=== STORED RECORDS ===

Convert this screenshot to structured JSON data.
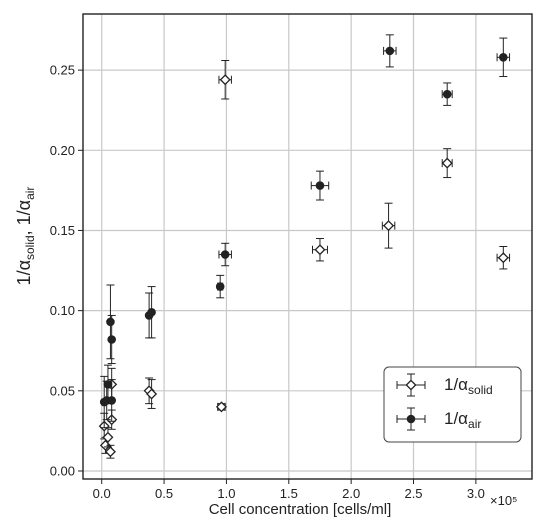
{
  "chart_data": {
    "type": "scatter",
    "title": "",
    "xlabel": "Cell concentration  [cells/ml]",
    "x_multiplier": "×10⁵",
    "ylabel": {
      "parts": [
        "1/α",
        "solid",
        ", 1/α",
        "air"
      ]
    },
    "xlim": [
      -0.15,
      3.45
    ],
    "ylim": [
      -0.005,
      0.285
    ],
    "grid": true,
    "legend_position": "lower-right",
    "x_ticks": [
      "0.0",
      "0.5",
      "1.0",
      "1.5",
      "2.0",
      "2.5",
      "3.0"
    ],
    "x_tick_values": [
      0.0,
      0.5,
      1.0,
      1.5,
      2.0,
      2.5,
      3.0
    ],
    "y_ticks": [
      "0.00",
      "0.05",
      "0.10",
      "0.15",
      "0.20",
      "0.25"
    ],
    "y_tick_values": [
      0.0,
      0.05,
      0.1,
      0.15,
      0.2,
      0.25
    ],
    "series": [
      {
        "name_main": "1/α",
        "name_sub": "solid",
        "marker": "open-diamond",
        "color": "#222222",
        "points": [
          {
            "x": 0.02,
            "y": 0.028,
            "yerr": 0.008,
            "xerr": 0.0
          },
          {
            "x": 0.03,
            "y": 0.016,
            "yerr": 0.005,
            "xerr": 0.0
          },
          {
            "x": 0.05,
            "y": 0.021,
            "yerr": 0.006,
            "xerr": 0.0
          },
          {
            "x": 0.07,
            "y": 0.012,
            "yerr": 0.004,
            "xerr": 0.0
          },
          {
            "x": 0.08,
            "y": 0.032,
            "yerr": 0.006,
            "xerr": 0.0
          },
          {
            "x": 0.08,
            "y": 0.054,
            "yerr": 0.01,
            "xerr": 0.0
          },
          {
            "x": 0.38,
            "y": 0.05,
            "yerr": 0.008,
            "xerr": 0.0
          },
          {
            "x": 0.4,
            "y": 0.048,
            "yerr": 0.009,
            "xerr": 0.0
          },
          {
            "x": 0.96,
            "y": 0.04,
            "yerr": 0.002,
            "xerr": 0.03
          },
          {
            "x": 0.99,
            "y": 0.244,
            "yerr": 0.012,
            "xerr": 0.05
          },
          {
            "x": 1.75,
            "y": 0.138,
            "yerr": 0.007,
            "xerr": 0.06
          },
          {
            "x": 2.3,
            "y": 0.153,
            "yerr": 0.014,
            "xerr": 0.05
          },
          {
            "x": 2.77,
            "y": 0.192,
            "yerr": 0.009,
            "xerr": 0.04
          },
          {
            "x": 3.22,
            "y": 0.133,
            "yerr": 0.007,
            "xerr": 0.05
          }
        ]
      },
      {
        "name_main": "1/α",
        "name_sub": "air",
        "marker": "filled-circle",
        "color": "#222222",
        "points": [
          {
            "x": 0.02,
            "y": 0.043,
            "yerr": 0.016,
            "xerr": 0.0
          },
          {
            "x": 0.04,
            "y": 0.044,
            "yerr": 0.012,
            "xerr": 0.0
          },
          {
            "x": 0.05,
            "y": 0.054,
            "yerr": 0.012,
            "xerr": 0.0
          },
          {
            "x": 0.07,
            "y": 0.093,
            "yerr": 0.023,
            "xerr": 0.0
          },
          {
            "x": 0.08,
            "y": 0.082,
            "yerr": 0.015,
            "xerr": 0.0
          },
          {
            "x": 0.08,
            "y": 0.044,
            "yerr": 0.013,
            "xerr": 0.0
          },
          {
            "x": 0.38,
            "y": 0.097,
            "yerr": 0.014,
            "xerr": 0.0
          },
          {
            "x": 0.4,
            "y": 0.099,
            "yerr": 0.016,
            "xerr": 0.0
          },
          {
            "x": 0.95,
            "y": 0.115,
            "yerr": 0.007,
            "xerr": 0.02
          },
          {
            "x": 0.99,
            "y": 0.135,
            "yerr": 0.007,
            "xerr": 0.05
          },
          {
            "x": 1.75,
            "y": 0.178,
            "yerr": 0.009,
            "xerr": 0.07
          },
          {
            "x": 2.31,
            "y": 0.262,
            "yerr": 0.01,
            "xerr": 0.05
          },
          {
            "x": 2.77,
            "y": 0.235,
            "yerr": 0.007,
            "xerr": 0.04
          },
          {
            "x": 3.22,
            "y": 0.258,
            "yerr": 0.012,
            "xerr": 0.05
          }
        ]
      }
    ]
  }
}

===
=== STORED RECORDS ===

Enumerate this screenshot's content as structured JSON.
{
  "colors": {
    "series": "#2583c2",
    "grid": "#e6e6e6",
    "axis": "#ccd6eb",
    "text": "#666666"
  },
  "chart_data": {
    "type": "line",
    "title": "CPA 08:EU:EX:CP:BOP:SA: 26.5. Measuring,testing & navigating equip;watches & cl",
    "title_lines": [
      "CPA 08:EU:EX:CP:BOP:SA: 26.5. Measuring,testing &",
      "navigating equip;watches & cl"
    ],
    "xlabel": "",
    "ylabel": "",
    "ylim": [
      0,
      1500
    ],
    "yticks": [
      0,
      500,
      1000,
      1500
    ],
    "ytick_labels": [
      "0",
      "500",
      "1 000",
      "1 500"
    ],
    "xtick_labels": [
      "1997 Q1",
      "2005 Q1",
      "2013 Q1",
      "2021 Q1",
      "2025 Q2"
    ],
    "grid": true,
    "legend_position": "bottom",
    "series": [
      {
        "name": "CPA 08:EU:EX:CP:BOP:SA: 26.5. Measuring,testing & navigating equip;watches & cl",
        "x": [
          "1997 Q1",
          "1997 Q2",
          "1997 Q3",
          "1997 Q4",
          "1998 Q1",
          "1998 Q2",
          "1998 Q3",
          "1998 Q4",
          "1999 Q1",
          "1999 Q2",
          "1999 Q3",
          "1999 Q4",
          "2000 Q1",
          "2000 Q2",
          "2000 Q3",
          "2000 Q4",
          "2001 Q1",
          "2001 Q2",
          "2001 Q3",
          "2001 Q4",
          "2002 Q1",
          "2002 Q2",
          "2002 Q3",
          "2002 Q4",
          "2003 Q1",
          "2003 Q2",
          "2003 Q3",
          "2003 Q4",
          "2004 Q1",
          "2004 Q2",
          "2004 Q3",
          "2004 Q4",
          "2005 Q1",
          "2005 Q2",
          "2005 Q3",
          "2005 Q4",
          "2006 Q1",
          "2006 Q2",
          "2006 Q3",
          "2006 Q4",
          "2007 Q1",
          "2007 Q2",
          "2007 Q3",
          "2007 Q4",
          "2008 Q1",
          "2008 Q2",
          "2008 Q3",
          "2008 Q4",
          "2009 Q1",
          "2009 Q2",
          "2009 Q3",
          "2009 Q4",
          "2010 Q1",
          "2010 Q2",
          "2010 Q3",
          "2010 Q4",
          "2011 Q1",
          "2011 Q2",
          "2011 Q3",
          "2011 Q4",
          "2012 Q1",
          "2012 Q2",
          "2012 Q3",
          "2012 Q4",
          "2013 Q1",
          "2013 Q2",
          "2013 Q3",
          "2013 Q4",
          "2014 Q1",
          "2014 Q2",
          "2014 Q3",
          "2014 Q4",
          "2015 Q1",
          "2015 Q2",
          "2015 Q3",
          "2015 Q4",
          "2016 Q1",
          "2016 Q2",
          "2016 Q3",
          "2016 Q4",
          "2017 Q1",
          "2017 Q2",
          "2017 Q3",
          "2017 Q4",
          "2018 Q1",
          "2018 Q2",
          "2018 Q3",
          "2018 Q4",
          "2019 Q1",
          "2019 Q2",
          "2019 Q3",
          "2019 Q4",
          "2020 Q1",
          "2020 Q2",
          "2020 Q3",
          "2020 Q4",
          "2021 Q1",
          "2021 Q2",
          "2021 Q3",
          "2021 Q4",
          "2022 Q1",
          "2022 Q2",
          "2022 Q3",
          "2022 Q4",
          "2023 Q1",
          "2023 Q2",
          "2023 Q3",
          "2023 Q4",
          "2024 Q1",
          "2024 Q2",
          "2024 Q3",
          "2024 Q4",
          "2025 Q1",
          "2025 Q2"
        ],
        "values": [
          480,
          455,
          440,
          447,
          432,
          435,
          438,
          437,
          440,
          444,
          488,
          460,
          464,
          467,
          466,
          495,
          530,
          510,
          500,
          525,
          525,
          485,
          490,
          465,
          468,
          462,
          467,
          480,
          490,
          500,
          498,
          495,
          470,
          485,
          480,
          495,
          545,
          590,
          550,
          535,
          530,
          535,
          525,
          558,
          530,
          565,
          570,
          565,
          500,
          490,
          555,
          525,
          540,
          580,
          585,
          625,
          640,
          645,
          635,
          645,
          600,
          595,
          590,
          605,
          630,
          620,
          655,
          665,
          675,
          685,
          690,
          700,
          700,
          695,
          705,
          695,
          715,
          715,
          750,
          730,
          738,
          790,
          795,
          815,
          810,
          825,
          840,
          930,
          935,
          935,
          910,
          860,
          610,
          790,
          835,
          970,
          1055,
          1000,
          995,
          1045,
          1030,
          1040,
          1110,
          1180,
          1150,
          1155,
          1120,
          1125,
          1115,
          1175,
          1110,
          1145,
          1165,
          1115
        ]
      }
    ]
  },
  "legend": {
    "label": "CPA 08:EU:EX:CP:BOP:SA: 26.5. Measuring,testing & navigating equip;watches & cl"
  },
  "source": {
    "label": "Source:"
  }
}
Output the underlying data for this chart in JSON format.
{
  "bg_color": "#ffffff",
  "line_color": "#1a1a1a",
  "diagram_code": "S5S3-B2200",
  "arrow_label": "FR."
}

===
=== STORED RECORDS ===

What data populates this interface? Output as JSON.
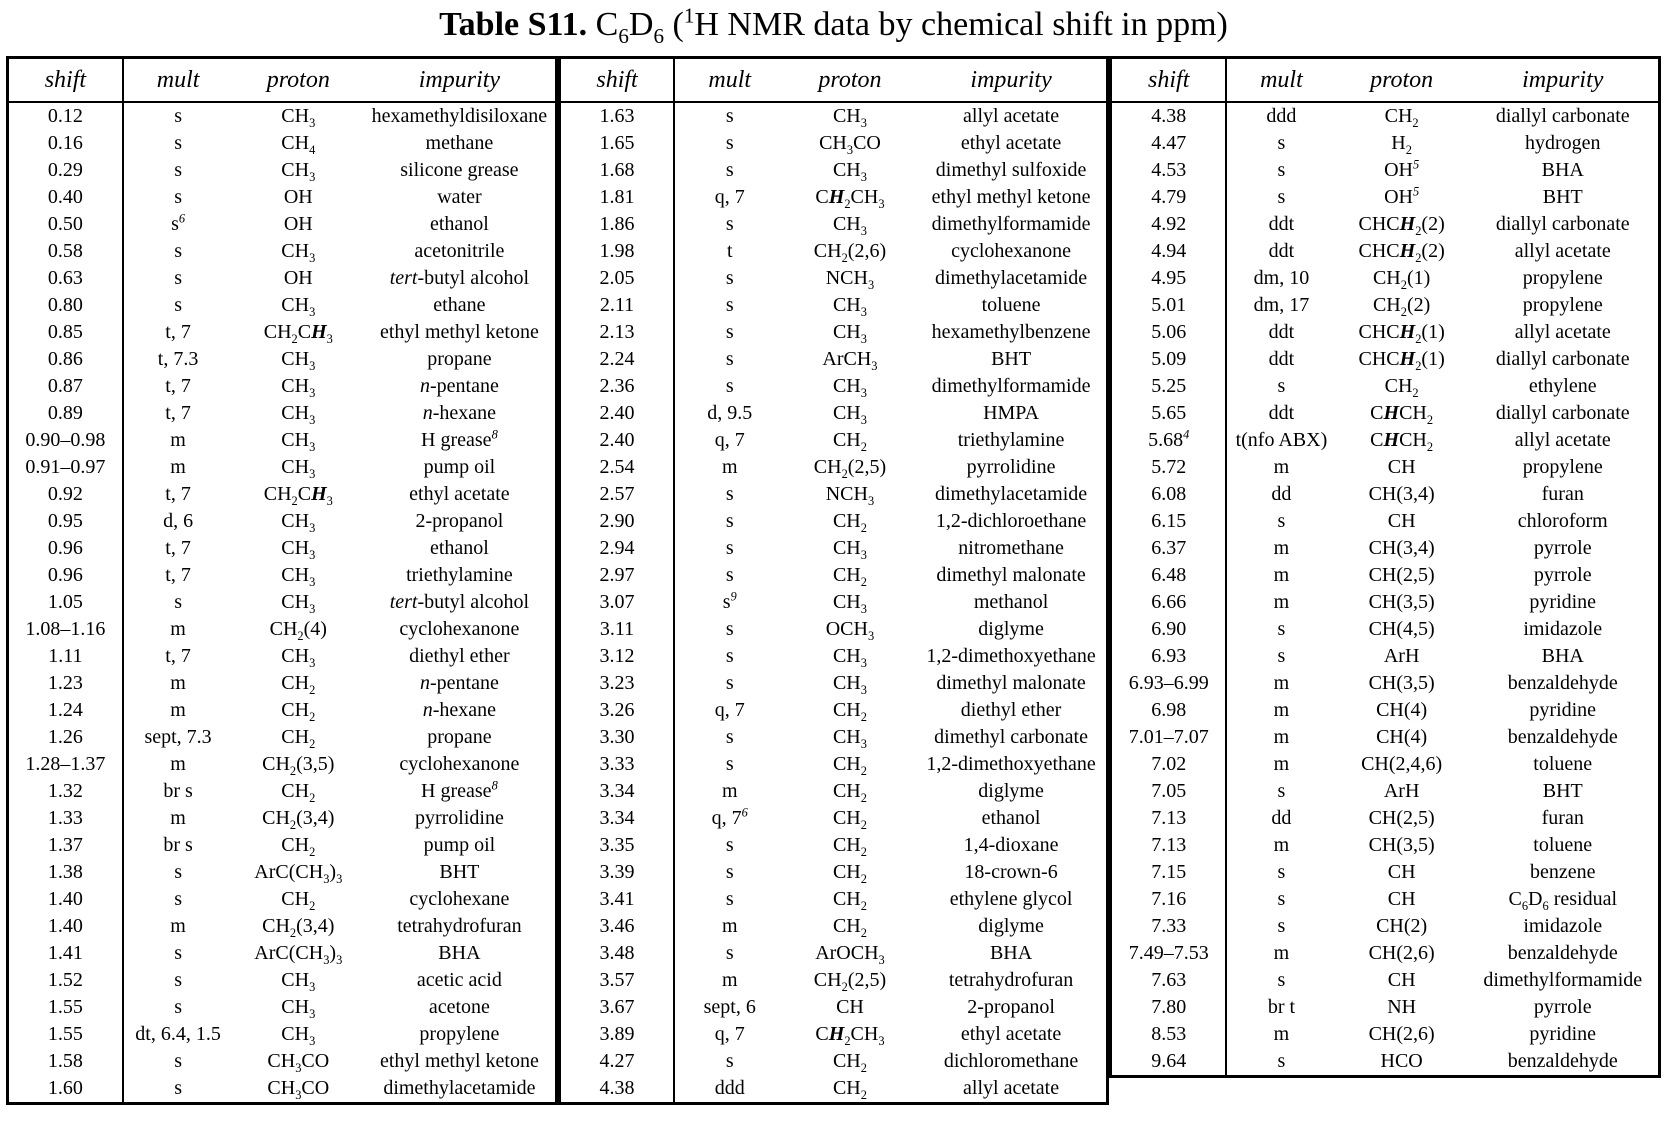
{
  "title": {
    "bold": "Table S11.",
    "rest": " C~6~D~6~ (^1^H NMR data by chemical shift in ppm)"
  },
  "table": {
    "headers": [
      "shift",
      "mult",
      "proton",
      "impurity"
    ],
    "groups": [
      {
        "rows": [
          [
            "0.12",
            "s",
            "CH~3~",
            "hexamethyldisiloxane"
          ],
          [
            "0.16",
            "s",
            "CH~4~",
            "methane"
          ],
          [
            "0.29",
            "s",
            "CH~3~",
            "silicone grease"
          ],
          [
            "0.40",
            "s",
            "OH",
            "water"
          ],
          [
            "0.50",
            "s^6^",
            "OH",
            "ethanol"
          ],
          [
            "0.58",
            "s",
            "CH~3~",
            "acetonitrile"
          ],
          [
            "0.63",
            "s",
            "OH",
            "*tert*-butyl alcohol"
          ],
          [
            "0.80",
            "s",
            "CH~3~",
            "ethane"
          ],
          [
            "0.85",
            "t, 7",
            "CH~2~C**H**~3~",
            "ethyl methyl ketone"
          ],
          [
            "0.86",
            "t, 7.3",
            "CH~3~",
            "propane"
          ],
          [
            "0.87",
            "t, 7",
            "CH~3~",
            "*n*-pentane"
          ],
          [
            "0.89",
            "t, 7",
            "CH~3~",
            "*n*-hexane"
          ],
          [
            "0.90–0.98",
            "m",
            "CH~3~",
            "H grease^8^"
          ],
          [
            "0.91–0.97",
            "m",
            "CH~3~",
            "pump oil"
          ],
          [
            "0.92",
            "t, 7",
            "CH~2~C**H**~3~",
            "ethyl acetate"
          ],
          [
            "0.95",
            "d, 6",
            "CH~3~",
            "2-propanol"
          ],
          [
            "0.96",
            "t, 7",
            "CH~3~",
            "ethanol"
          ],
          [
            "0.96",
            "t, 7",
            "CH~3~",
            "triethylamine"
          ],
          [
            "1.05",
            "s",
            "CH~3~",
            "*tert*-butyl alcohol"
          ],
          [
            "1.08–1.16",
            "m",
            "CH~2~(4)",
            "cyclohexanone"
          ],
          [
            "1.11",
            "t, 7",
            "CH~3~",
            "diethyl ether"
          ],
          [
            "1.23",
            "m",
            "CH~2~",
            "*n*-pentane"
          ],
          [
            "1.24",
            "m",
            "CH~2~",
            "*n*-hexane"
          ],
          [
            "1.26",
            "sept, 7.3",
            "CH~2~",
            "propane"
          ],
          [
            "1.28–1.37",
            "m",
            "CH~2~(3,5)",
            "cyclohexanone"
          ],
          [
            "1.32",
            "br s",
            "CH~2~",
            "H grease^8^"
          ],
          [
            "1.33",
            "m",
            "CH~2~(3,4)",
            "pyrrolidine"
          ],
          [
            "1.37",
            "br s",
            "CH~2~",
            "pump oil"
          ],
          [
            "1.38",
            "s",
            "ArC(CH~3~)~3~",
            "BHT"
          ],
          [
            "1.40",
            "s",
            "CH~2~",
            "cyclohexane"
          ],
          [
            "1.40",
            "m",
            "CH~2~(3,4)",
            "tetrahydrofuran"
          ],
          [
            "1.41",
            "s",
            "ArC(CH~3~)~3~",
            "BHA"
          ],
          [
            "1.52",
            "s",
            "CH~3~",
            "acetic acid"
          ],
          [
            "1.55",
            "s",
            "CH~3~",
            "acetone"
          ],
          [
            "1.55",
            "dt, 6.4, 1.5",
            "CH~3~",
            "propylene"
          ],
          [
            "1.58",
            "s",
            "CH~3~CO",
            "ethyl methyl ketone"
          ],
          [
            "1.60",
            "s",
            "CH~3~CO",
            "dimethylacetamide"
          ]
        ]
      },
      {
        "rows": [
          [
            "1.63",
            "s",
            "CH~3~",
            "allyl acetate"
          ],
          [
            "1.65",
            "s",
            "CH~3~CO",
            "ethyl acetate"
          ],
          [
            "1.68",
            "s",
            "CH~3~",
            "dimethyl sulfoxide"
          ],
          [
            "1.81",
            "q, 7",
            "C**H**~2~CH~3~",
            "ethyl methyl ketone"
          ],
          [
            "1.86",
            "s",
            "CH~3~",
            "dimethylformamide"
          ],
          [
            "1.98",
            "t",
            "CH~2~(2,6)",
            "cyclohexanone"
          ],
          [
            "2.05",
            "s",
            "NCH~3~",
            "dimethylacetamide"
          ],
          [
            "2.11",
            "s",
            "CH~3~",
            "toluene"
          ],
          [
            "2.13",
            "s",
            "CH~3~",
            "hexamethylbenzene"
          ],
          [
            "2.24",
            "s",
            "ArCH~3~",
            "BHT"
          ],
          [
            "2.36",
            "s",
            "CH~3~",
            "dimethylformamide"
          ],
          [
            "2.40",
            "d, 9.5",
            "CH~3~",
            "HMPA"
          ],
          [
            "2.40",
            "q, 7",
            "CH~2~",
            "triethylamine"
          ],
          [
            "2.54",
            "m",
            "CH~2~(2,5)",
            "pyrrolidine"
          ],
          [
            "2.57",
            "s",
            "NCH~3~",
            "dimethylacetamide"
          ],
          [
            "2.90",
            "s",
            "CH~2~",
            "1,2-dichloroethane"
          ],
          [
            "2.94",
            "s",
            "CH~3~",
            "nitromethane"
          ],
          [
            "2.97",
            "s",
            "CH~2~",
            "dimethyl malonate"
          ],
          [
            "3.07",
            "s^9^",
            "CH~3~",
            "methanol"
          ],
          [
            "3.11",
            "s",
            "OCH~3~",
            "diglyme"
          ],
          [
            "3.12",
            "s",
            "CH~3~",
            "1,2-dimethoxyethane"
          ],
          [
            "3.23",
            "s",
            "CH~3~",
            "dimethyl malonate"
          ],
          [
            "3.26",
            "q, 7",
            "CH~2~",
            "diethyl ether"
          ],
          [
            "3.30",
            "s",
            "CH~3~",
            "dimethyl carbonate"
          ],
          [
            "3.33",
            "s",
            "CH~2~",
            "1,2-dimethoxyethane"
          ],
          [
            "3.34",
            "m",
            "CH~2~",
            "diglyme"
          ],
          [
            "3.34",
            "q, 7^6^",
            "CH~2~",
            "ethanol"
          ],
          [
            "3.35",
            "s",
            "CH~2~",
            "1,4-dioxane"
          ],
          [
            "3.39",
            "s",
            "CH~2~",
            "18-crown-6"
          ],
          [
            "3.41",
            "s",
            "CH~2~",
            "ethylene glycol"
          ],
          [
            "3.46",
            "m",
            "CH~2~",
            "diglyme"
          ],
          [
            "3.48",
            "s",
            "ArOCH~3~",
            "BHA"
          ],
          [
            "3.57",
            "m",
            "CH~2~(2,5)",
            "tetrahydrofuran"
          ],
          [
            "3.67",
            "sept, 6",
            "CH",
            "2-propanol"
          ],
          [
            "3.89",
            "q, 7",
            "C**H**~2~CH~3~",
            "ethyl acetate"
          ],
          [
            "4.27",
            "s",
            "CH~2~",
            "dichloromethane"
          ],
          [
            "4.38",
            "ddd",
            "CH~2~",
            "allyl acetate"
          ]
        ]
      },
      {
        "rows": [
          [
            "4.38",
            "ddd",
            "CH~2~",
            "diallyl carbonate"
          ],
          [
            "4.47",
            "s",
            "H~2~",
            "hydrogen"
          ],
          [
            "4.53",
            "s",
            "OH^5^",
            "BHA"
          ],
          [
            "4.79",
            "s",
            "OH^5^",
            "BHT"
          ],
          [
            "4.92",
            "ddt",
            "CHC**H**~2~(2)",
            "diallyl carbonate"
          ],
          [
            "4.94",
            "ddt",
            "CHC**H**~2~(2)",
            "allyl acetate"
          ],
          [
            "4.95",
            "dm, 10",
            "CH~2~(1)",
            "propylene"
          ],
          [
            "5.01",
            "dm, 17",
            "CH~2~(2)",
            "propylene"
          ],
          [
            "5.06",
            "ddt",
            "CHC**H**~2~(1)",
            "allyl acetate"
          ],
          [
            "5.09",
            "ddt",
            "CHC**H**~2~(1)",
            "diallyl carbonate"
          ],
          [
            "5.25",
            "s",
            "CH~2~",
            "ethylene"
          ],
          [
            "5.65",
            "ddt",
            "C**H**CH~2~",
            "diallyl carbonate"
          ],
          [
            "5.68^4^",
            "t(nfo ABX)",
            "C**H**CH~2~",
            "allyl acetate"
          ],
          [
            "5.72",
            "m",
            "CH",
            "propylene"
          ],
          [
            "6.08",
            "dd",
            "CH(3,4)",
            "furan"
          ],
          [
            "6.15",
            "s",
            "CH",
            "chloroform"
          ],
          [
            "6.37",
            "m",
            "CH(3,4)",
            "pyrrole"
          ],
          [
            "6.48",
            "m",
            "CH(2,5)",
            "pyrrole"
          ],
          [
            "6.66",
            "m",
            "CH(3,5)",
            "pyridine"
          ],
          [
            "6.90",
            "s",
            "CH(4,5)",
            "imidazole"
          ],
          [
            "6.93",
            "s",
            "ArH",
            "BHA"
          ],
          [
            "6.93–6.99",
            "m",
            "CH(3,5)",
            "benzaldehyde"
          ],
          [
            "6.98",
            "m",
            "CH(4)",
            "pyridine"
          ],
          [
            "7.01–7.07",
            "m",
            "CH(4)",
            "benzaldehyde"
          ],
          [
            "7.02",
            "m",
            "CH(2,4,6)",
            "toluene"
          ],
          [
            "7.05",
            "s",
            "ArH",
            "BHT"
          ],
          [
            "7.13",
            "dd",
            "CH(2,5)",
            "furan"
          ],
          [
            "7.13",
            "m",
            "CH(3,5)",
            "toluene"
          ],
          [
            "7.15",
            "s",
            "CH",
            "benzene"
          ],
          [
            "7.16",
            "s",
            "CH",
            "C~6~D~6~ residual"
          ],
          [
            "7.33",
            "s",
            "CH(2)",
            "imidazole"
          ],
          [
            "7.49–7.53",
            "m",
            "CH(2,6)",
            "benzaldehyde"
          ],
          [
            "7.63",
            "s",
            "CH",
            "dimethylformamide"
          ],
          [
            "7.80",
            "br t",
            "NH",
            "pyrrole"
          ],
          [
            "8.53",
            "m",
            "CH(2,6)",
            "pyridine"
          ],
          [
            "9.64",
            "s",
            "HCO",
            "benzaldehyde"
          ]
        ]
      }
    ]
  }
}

===

THE TASK:
Identify the lines above with the word "structured". Copy them.

FINISHED EXERCISE:
Convert this screenshot to structured JSON data.
Enumerate this screenshot's content as structured JSON.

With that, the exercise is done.